◆ **Problem description**
Exactly as written, retype the listing below, omitting the pictures.
· · · · · · ·
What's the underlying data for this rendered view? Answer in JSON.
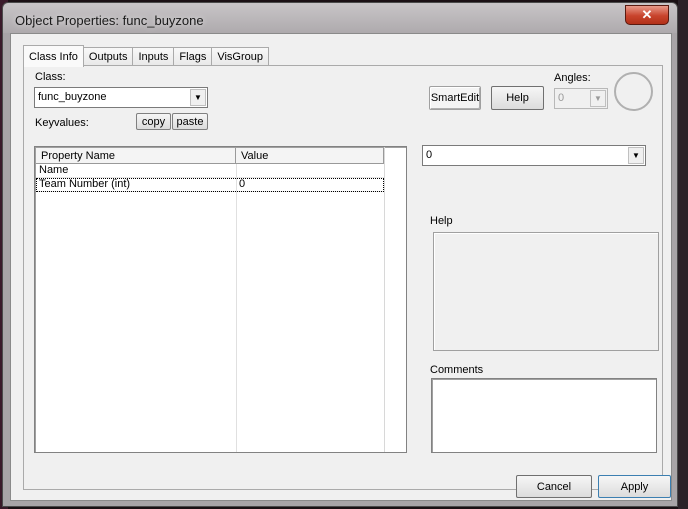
{
  "window": {
    "title": "Object Properties: func_buyzone",
    "close_label": "✕"
  },
  "tabs": [
    {
      "label": "Class Info",
      "active": true
    },
    {
      "label": "Outputs"
    },
    {
      "label": "Inputs"
    },
    {
      "label": "Flags"
    },
    {
      "label": "VisGroup"
    }
  ],
  "class_section": {
    "class_label": "Class:",
    "class_value": "func_buyzone",
    "keyvalues_label": "Keyvalues:",
    "copy_label": "copy",
    "paste_label": "paste"
  },
  "toolbar": {
    "smartedit_label": "SmartEdit",
    "help_label": "Help",
    "angles_label": "Angles:",
    "angles_value": "0"
  },
  "property_table": {
    "columns": [
      "Property Name",
      "Value"
    ],
    "rows": [
      {
        "name": "Name",
        "value": ""
      },
      {
        "name": "Team Number (int)",
        "value": "0"
      }
    ]
  },
  "value_editor": {
    "value": "0"
  },
  "help_panel": {
    "label": "Help"
  },
  "comments_panel": {
    "label": "Comments"
  },
  "footer": {
    "cancel_label": "Cancel",
    "apply_label": "Apply"
  }
}
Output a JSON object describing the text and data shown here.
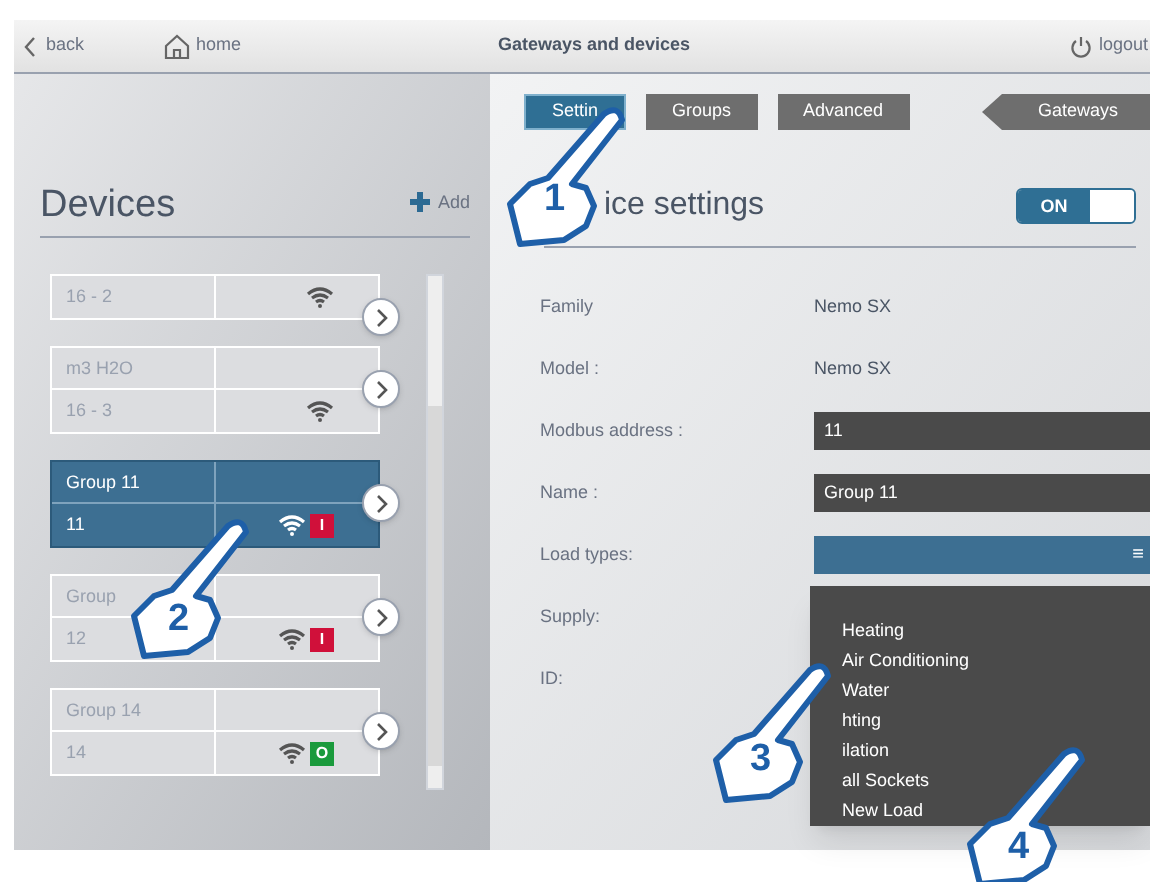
{
  "header": {
    "back": "back",
    "home": "home",
    "title": "Gateways and devices",
    "logout": "logout"
  },
  "tabs": [
    {
      "label": "Settin",
      "selected": true
    },
    {
      "label": "Groups",
      "selected": false
    },
    {
      "label": "Advanced",
      "selected": false
    }
  ],
  "gateways_button": "Gateways",
  "devices": {
    "title": "Devices",
    "add": "Add",
    "items": [
      {
        "id": "16 - 2",
        "selected": false
      },
      {
        "label": "m3 H2O",
        "id": "16 - 3",
        "selected": false
      },
      {
        "label": "Group 11",
        "id": "11",
        "selected": true,
        "status": {
          "text": "I",
          "color": "#d0103a"
        }
      },
      {
        "label": "Group",
        "id": "12",
        "selected": false,
        "status": {
          "text": "I",
          "color": "#d0103a"
        }
      },
      {
        "label": "Group 14",
        "id": "14",
        "selected": false,
        "status": {
          "text": "O",
          "color": "#1a9a3c"
        }
      }
    ]
  },
  "settings": {
    "title": "ice settings",
    "toggle": {
      "label": "ON",
      "on": true
    },
    "fields": [
      {
        "kind": "text",
        "label": "Family",
        "value": "Nemo SX"
      },
      {
        "kind": "text",
        "label": "Model :",
        "value": "Nemo SX"
      },
      {
        "kind": "input",
        "label": "Modbus address :",
        "value": "11"
      },
      {
        "kind": "input",
        "label": "Name :",
        "value": "Group 11"
      },
      {
        "kind": "select",
        "label": "Load types:",
        "icon": "≡"
      },
      {
        "kind": "blank",
        "label": "Supply:"
      },
      {
        "kind": "blank",
        "label": "ID:"
      }
    ],
    "dropdown": [
      "Heating",
      "Air Conditioning",
      "Water",
      "hting",
      "ilation",
      "all Sockets",
      "New Load"
    ]
  },
  "callouts": [
    "1",
    "2",
    "3",
    "4"
  ]
}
· · · · · · ·
◆ **Problem solution**
What's the underlying data for this rendered view? Answer in JSON.
{
  "window": {
    "title": "Object Properties: func_buyzone",
    "close_label": "✕"
  },
  "tabs": [
    {
      "label": "Class Info",
      "active": true
    },
    {
      "label": "Outputs"
    },
    {
      "label": "Inputs"
    },
    {
      "label": "Flags"
    },
    {
      "label": "VisGroup"
    }
  ],
  "class_section": {
    "class_label": "Class:",
    "class_value": "func_buyzone",
    "keyvalues_label": "Keyvalues:",
    "copy_label": "copy",
    "paste_label": "paste"
  },
  "toolbar": {
    "smartedit_label": "SmartEdit",
    "help_label": "Help",
    "angles_label": "Angles:",
    "angles_value": "0"
  },
  "property_table": {
    "columns": [
      "Property Name",
      "Value"
    ],
    "rows": [
      {
        "name": "Name",
        "value": ""
      },
      {
        "name": "Team Number (int)",
        "value": "0"
      }
    ]
  },
  "value_editor": {
    "value": "0"
  },
  "help_panel": {
    "label": "Help"
  },
  "comments_panel": {
    "label": "Comments"
  },
  "footer": {
    "cancel_label": "Cancel",
    "apply_label": "Apply"
  }
}
Output a JSON object describing the text and data shown here.
{
  "header": {
    "back": "back",
    "home": "home",
    "title": "Gateways and devices",
    "logout": "logout"
  },
  "tabs": [
    {
      "label": "Settin",
      "selected": true
    },
    {
      "label": "Groups",
      "selected": false
    },
    {
      "label": "Advanced",
      "selected": false
    }
  ],
  "gateways_button": "Gateways",
  "devices": {
    "title": "Devices",
    "add": "Add",
    "items": [
      {
        "id": "16 - 2",
        "selected": false
      },
      {
        "label": "m3 H2O",
        "id": "16 - 3",
        "selected": false
      },
      {
        "label": "Group 11",
        "id": "11",
        "selected": true,
        "status": {
          "text": "I",
          "color": "#d0103a"
        }
      },
      {
        "label": "Group",
        "id": "12",
        "selected": false,
        "status": {
          "text": "I",
          "color": "#d0103a"
        }
      },
      {
        "label": "Group 14",
        "id": "14",
        "selected": false,
        "status": {
          "text": "O",
          "color": "#1a9a3c"
        }
      }
    ]
  },
  "settings": {
    "title": "ice settings",
    "toggle": {
      "label": "ON",
      "on": true
    },
    "fields": [
      {
        "kind": "text",
        "label": "Family",
        "value": "Nemo SX"
      },
      {
        "kind": "text",
        "label": "Model :",
        "value": "Nemo SX"
      },
      {
        "kind": "input",
        "label": "Modbus address :",
        "value": "11"
      },
      {
        "kind": "input",
        "label": "Name :",
        "value": "Group 11"
      },
      {
        "kind": "select",
        "label": "Load types:",
        "icon": "≡"
      },
      {
        "kind": "blank",
        "label": "Supply:"
      },
      {
        "kind": "blank",
        "label": "ID:"
      }
    ],
    "dropdown": [
      "Heating",
      "Air Conditioning",
      "Water",
      "hting",
      "ilation",
      "all Sockets",
      "New Load"
    ]
  },
  "callouts": [
    "1",
    "2",
    "3",
    "4"
  ]
}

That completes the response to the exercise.